ФРАГМЕНТ ДОКУМЕНТА ::
•••
Детские истории взрослого человека

Две повести Виктора Паскова, составившие эту книгу, — своеобразный диалог автора с самим собой. А два ее героя — два мальчика, умные не по годам, — две «модели», сегодня еще более явные, чем тридцать лет назад. Ребенок таков, каков мир и люди в нем. Фарисейство и ложь, в которых проходит жизнь Александра («Незрелые убийства»), — и открытость и честность, дарованные Виктору («Баллада о Георге Хениге»). Год спустя после опубликования первой повести (1986), в которой были увидены лишь цинизм и скандальность, а на самом деле — горечь и трезвость, — Пасков сам себе (и своим читателям!) ответил «Балладой…», с этим ее почти наивным романтизмом, также не исключившим ни трезвости, ни реалистичности, но осененным честью и благородством.


Разруха

«Это — мираж, дым, фикция!.. Что такое эта ваша разруха? Старуха с клюкой? Ведьма, которая выбила все стекла, потушила все лампы? Да ее вовсе не существует!.. Разруха сидит… в головах!» Этот несуществующий эпиграф к роману Владимира Зарева — из повести Булгакова «Собачье сердце». Зарев рассказывает историю двойного фиаско: абсолютно вписавшегося в «новую жизнь» бизнесмена Бояна Тилева и столь же абсолютно не вписавшегося в нее писателя Мартина Сестримского. Их жизни воссозданы с почти документалистской тщательностью, снимающей опасность примитивного морализаторства.


Матери

Знаменитый роман Теодоры Димовой по счастливому стечению обстоятельств написан в Болгарии. Хотя, как кажется, мог бы появиться в любой из тех стран мира, которые сегодня принято называть «цивилизованными». Например — в России… Роман Димовой написан с цветаевской неистовостью и бесстрашием — и с цветаевской исповедальностью. С неженской — тоже цветаевской — силой. Впрочем, как знать… Может, как раз — женской. Недаром роман называется «Матери».
•••
ПРЕДОСТАВЛЕННЫЕ ЗАПИСИ ::
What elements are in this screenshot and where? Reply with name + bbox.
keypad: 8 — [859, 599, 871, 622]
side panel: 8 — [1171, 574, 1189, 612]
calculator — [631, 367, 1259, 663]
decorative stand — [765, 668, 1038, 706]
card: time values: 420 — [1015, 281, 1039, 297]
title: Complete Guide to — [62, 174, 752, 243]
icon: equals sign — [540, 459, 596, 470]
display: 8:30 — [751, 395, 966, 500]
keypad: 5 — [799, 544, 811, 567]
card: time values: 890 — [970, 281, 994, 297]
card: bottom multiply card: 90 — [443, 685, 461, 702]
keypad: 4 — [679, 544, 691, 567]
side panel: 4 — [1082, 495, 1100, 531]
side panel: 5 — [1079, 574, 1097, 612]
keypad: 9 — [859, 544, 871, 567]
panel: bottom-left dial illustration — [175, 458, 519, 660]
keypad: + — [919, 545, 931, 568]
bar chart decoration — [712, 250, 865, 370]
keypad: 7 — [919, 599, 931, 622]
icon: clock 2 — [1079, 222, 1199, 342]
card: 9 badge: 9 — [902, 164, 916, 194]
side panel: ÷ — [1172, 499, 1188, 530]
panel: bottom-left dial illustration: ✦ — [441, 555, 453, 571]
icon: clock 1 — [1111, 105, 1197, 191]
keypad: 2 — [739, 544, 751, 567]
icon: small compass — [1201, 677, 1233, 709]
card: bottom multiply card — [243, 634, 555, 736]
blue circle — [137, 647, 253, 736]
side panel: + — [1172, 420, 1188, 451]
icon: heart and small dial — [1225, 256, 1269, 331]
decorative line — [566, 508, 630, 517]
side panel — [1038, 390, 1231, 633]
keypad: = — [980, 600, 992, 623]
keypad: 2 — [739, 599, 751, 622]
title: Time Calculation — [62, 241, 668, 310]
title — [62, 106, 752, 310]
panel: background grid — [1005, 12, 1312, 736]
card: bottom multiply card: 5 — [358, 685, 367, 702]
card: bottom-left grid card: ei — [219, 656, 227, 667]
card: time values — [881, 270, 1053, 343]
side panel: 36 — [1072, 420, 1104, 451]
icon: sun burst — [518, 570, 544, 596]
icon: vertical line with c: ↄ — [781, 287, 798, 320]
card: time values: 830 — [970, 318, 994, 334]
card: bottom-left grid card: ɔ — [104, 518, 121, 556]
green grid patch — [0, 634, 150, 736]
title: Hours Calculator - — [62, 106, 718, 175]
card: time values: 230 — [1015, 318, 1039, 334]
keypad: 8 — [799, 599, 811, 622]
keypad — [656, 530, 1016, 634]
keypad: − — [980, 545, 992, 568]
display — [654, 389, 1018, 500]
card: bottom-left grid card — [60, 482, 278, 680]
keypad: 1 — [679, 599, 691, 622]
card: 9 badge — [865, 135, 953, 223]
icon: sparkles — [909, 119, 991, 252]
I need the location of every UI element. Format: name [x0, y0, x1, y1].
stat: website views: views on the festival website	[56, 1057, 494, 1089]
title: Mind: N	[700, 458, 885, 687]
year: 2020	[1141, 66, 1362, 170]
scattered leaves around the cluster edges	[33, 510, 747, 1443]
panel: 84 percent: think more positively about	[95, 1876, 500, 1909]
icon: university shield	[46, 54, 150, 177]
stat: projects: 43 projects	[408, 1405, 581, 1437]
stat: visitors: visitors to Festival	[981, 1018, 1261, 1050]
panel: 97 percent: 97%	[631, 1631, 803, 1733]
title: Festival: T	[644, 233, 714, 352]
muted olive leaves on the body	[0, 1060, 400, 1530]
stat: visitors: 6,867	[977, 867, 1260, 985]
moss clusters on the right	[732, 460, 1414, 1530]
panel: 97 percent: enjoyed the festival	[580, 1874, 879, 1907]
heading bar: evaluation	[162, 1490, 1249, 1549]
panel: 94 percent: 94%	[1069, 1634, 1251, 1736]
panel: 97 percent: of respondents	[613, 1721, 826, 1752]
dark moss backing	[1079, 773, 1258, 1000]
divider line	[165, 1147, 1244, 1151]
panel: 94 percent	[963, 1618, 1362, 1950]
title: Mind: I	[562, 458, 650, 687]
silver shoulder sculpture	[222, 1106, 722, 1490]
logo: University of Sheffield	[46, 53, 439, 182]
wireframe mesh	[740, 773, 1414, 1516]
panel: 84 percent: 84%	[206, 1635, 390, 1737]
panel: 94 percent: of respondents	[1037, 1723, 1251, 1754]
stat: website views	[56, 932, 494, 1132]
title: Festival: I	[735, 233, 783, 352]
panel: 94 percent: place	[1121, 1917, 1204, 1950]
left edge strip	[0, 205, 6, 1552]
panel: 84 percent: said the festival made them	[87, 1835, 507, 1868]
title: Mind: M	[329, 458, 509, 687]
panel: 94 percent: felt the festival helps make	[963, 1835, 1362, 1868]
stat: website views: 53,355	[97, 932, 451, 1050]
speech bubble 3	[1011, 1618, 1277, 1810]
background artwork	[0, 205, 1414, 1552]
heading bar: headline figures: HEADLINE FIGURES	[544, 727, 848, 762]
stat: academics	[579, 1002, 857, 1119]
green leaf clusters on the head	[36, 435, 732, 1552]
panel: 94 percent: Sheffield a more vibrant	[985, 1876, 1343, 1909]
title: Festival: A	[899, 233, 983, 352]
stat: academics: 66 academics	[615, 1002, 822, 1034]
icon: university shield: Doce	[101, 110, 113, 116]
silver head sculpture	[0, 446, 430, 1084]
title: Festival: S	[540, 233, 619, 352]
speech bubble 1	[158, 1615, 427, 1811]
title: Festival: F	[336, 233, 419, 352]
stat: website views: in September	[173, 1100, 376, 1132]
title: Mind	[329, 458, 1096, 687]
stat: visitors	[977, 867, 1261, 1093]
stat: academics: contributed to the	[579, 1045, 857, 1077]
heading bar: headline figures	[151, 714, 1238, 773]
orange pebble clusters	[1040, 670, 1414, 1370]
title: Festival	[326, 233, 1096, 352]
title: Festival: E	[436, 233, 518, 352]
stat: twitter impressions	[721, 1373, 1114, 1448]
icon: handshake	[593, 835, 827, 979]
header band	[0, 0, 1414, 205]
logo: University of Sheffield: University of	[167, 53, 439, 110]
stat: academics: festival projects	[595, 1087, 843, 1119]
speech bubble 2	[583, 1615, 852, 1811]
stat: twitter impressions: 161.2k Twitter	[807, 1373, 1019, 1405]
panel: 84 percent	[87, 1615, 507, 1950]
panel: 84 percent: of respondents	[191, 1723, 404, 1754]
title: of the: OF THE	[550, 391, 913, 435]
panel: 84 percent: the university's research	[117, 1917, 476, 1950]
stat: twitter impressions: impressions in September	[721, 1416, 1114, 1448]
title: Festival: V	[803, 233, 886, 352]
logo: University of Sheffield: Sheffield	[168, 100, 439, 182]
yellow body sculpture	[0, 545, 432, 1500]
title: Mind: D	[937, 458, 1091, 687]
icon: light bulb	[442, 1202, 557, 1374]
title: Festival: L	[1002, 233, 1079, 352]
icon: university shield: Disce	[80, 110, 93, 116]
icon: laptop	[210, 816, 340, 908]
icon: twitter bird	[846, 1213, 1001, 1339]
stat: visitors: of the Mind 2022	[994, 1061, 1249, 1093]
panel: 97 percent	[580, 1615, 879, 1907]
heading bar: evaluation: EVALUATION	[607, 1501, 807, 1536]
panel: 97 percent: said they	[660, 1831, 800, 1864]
•••
ОПИСАНИЕ ЗАДАЧИ :: Перепишите дословно отрывок фрагмента о болгарских книгах между словами «Детские истории взрослого» и «честью и благородством.» включительно. Записи представляют собой отдельный материал, не связанный с фрагментом.

РАЗОБРАННЫЙ ОТВЕТ ::
Детские истории взрослого человека

Две повести Виктора Паскова, составившие эту книгу, — своеобразный диалог автора с самим собой. А два ее героя — два мальчика, умные не по годам, — две «модели», сегодня еще более явные, чем тридцать лет назад. Ребенок таков, каков мир и люди в нем. Фарисейство и ложь, в которых проходит жизнь Александра («Незрелые убийства»), — и открытость и честность, дарованные Виктору («Баллада о Георге Хениге»). Год спустя после опубликования первой повести (1986), в которой были увидены лишь цинизм и скандальность, а на самом деле — горечь и трезвость, — Пасков сам себе (и своим читателям!) ответил «Балладой…», с этим ее почти наивным романтизмом, также не исключившим ни трезвости, ни реалистичности, но осененным честью и благородством.